WHAT YOU NEED TO DO: Wherever a line in the data below holds "text", copy that line.

DATA EXCERPTS:
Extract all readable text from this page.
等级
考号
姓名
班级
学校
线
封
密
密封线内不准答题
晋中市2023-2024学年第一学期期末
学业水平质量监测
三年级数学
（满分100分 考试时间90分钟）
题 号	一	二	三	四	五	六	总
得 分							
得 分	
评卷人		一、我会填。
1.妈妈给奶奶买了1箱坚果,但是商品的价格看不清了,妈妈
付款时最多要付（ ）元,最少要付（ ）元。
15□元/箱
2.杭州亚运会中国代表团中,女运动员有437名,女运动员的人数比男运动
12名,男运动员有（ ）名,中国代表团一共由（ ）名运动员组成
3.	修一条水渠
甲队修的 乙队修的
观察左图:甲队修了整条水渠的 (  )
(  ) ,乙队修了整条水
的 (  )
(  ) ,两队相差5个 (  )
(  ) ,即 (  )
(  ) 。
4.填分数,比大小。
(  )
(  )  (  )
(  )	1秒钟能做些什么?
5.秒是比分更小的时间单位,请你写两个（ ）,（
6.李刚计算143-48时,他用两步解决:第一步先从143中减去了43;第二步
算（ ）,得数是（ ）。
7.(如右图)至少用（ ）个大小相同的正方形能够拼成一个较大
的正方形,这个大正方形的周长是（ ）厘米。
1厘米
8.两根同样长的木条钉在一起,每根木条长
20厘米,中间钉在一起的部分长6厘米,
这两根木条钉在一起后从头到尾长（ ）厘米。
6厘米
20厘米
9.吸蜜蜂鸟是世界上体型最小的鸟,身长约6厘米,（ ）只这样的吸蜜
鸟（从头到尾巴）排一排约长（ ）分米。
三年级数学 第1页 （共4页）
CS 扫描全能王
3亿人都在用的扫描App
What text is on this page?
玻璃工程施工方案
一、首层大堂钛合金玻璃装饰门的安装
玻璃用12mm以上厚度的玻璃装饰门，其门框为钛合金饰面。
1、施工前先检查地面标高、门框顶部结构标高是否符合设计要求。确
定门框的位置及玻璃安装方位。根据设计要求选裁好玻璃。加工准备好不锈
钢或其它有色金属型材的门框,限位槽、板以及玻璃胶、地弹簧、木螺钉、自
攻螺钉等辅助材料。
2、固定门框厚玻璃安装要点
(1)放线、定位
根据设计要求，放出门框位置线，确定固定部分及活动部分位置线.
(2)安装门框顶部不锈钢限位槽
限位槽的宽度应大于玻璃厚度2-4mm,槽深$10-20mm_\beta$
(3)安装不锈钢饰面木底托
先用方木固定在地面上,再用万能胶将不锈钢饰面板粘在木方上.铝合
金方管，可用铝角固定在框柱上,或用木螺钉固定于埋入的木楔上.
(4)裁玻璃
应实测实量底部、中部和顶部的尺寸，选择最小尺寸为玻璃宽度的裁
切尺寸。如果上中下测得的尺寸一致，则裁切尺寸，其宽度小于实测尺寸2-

IN RESPONSE:
Extract all readable text from this page.
What text is on this page?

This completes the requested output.